• **REQUEST**: Check every line of the data below for the string "государственной", and copy the ones that hold it.

Collected data
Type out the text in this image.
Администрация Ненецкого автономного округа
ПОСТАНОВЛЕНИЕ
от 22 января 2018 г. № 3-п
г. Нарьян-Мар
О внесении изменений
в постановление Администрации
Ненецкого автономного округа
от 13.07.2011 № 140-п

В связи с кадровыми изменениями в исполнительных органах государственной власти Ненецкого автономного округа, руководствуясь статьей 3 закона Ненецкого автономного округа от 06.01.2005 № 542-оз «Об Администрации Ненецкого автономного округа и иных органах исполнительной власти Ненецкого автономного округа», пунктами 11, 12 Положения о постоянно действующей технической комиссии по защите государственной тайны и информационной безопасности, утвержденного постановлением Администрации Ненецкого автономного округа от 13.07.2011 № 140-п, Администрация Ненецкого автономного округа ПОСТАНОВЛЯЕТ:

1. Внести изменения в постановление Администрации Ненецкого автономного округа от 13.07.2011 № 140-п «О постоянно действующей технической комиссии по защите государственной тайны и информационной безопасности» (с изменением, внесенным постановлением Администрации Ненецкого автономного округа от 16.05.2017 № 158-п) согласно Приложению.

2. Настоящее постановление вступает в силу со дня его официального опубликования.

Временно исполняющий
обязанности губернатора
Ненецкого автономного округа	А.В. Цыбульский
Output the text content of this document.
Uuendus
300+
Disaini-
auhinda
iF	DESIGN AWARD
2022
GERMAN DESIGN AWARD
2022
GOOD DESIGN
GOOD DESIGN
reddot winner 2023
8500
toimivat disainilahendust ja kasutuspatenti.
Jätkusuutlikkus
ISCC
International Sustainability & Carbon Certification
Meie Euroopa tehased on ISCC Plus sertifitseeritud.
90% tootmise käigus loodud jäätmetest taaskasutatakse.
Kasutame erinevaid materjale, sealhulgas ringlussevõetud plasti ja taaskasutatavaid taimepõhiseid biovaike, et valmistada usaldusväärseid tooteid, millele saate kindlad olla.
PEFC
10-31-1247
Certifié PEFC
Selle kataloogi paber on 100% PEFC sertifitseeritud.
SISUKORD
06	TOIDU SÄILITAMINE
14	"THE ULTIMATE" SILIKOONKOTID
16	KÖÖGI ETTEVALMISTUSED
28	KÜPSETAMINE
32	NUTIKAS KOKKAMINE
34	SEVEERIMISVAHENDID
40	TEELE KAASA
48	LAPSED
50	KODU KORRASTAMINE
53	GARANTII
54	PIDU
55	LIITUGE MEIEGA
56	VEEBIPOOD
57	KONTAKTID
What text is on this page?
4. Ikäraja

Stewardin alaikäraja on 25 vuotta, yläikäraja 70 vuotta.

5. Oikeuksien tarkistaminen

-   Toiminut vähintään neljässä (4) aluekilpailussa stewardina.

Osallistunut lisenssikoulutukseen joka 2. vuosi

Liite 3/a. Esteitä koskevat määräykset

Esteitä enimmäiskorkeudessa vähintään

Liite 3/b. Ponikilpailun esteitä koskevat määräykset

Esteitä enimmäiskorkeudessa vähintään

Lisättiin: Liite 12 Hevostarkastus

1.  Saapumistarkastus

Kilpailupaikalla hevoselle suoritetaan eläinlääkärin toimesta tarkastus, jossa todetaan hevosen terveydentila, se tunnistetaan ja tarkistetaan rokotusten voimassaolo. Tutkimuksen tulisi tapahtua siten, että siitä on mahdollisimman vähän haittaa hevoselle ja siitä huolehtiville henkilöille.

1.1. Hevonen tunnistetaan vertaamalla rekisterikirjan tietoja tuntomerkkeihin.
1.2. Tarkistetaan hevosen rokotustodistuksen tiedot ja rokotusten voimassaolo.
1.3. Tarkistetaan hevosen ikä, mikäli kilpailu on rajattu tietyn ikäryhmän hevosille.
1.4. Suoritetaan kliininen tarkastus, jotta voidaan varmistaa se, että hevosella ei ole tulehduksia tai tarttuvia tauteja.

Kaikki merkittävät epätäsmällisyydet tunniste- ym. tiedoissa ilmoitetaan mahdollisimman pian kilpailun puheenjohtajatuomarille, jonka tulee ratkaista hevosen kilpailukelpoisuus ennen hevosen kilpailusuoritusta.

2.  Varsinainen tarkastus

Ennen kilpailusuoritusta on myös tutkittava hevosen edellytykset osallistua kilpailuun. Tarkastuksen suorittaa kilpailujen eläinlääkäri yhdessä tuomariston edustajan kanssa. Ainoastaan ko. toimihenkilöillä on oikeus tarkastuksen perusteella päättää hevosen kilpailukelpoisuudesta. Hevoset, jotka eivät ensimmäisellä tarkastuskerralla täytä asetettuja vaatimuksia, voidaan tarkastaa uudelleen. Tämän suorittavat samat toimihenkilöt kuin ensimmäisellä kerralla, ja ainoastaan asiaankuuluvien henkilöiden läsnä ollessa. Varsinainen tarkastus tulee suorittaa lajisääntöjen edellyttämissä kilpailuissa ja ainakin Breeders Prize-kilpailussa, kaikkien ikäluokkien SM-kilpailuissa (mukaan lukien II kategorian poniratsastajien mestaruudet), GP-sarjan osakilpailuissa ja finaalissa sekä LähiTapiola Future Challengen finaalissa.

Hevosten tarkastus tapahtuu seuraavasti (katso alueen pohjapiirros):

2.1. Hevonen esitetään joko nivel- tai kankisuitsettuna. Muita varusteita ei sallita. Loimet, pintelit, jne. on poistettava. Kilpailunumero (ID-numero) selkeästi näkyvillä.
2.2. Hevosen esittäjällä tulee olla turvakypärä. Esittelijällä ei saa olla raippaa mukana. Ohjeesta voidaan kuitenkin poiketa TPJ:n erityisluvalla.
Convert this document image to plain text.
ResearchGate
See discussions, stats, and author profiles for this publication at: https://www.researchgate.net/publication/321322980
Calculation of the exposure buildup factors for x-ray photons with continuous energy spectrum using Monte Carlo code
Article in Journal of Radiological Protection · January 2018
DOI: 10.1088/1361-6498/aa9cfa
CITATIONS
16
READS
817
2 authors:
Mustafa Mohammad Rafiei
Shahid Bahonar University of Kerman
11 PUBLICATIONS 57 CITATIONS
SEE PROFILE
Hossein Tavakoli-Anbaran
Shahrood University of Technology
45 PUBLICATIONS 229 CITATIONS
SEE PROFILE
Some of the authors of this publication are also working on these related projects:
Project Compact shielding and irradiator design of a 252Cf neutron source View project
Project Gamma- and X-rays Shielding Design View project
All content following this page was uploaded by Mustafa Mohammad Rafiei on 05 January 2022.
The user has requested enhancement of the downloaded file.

• **EXERCISE ANSWER**:
В связи с кадровыми изменениями в исполнительных органах государственной власти Ненецкого автономного округа, руководствуясь статьей 3 закона Ненецкого автономного округа от 06.01.2005 № 542-оз «Об Администрации Ненецкого автономного округа и иных органах исполнительной власти Ненецкого автономного округа», пунктами 11, 12 Положения о постоянно действующей технической комиссии по защите государственной тайны и информационной безопасности, утвержденного постановлением Администрации Ненецкого автономного округа от 13.07.2011 № 140-п, Администрация Ненецкого автономного округа ПОСТАНОВЛЯЕТ:
1. Внести изменения в постановление Администрации Ненецкого автономного округа от 13.07.2011 № 140-п «О постоянно действующей технической комиссии по защите государственной тайны и информационной безопасности» (с изменением, внесенным постановлением Администрации Ненецкого автономного округа от 16.05.2017 № 158-п) согласно Приложению.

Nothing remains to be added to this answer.